• [DESCRIPTION OF THE TASK]: Repeat each of the following records verbatim, line by line.

━━━━

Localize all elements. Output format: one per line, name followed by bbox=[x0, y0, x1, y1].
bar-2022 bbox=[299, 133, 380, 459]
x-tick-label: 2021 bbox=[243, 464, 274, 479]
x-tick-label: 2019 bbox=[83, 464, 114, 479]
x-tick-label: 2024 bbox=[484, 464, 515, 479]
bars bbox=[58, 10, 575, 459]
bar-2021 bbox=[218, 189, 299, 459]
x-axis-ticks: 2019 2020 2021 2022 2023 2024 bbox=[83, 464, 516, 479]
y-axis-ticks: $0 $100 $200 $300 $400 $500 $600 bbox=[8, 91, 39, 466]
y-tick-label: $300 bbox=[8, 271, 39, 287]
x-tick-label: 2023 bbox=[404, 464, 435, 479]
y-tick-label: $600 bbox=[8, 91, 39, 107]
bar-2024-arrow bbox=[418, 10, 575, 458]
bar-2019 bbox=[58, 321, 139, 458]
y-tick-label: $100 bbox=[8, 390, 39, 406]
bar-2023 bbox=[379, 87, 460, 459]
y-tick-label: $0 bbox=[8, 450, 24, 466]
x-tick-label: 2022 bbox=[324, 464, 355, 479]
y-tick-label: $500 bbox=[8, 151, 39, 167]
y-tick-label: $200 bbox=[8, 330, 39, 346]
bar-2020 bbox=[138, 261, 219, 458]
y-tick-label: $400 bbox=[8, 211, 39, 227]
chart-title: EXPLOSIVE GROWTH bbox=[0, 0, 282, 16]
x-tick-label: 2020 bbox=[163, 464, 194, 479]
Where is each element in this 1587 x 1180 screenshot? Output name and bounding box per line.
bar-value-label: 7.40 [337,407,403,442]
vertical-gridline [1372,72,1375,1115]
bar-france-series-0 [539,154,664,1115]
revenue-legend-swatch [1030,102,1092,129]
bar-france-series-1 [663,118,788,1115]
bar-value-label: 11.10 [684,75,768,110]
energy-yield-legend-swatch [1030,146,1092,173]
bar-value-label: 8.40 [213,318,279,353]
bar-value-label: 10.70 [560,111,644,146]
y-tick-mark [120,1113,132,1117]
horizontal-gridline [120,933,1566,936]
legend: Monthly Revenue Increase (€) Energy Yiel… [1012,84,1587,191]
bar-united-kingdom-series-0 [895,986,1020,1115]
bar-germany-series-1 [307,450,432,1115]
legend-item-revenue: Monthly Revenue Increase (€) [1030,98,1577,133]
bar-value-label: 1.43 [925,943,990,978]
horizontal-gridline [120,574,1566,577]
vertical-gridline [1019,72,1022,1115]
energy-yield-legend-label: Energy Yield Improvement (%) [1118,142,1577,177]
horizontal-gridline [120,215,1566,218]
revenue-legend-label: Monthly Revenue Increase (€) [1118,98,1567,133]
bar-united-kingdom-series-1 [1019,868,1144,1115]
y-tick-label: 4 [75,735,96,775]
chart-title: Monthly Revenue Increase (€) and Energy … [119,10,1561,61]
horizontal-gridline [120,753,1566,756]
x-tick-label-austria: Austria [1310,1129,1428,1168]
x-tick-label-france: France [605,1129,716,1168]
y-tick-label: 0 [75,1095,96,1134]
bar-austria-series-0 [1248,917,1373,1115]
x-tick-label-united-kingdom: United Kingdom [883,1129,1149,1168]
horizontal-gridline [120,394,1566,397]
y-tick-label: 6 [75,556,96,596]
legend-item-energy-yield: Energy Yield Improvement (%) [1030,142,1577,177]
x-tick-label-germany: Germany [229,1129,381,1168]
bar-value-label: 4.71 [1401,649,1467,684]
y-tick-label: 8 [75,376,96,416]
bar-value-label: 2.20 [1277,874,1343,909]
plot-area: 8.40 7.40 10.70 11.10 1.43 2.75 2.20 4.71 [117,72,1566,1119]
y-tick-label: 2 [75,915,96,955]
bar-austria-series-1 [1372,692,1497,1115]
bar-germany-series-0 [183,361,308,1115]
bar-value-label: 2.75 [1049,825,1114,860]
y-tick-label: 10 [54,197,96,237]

━━━━

• [TASK ANSWER]:
Localize all elements. Output format: one per line, name followed by bbox=[x0, y0, x1, y1].
bar-2022 bbox=[299, 133, 380, 459]
x-tick-label: 2021 bbox=[243, 464, 274, 479]
x-tick-label: 2019 bbox=[83, 464, 114, 479]
x-tick-label: 2024 bbox=[484, 464, 515, 479]
bars bbox=[58, 10, 575, 459]
bar-2021 bbox=[218, 189, 299, 459]
x-axis-ticks: 2019 2020 2021 2022 2023 2024 bbox=[83, 464, 516, 479]
y-axis-ticks: $0 $100 $200 $300 $400 $500 $600 bbox=[8, 91, 39, 466]
y-tick-label: $300 bbox=[8, 271, 39, 287]
x-tick-label: 2023 bbox=[404, 464, 435, 479]
y-tick-label: $600 bbox=[8, 91, 39, 107]
bar-2024-arrow bbox=[418, 10, 575, 458]
bar-2019 bbox=[58, 321, 139, 458]
y-tick-label: $100 bbox=[8, 390, 39, 406]
bar-2023 bbox=[379, 87, 460, 459]
y-tick-label: $0 bbox=[8, 450, 24, 466]
x-tick-label: 2022 bbox=[324, 464, 355, 479]
y-tick-label: $500 bbox=[8, 151, 39, 167]
y-tick-label: $200 bbox=[8, 330, 39, 346]
bar-2020 bbox=[138, 261, 219, 458]
y-tick-label: $400 bbox=[8, 211, 39, 227]
chart-title: EXPLOSIVE GROWTH bbox=[0, 0, 282, 16]
x-tick-label: 2020 bbox=[163, 464, 194, 479]
Where is each element in this 1587 x 1180 screenshot? Output name and bounding box per line.
bar-value-label: 7.40 [337,407,403,442]
vertical-gridline [1372,72,1375,1115]
bar-france-series-0 [539,154,664,1115]
revenue-legend-swatch [1030,102,1092,129]
bar-france-series-1 [663,118,788,1115]
bar-value-label: 11.10 [684,75,768,110]
energy-yield-legend-swatch [1030,146,1092,173]
bar-value-label: 8.40 [213,318,279,353]
bar-value-label: 10.70 [560,111,644,146]
y-tick-mark [120,1113,132,1117]
horizontal-gridline [120,933,1566,936]
legend: Monthly Revenue Increase (€) Energy Yiel… [1012,84,1587,191]
bar-united-kingdom-series-0 [895,986,1020,1115]
bar-germany-series-1 [307,450,432,1115]
legend-item-revenue: Monthly Revenue Increase (€) [1030,98,1577,133]
bar-value-label: 1.43 [925,943,990,978]
horizontal-gridline [120,574,1566,577]
vertical-gridline [1019,72,1022,1115]
energy-yield-legend-label: Energy Yield Improvement (%) [1118,142,1577,177]
horizontal-gridline [120,215,1566,218]
revenue-legend-label: Monthly Revenue Increase (€) [1118,98,1567,133]
bar-united-kingdom-series-1 [1019,868,1144,1115]
y-tick-label: 4 [75,735,96,775]
chart-title: Monthly Revenue Increase (€) and Energy … [119,10,1561,61]
horizontal-gridline [120,753,1566,756]
x-tick-label-austria: Austria [1310,1129,1428,1168]
x-tick-label-france: France [605,1129,716,1168]
y-tick-label: 0 [75,1095,96,1134]
bar-austria-series-0 [1248,917,1373,1115]
x-tick-label-united-kingdom: United Kingdom [883,1129,1149,1168]
horizontal-gridline [120,394,1566,397]
y-tick-label: 6 [75,556,96,596]
legend-item-energy-yield: Energy Yield Improvement (%) [1030,142,1577,177]
x-tick-label-germany: Germany [229,1129,381,1168]
bar-value-label: 4.71 [1401,649,1467,684]
y-tick-label: 8 [75,376,96,416]
bar-value-label: 2.20 [1277,874,1343,909]
plot-area: 8.40 7.40 10.70 11.10 1.43 2.75 2.20 4.71 [117,72,1566,1119]
y-tick-label: 2 [75,915,96,955]
bar-austria-series-1 [1372,692,1497,1115]
bar-germany-series-0 [183,361,308,1115]
bar-value-label: 2.75 [1049,825,1114,860]
y-tick-label: 10 [54,197,96,237]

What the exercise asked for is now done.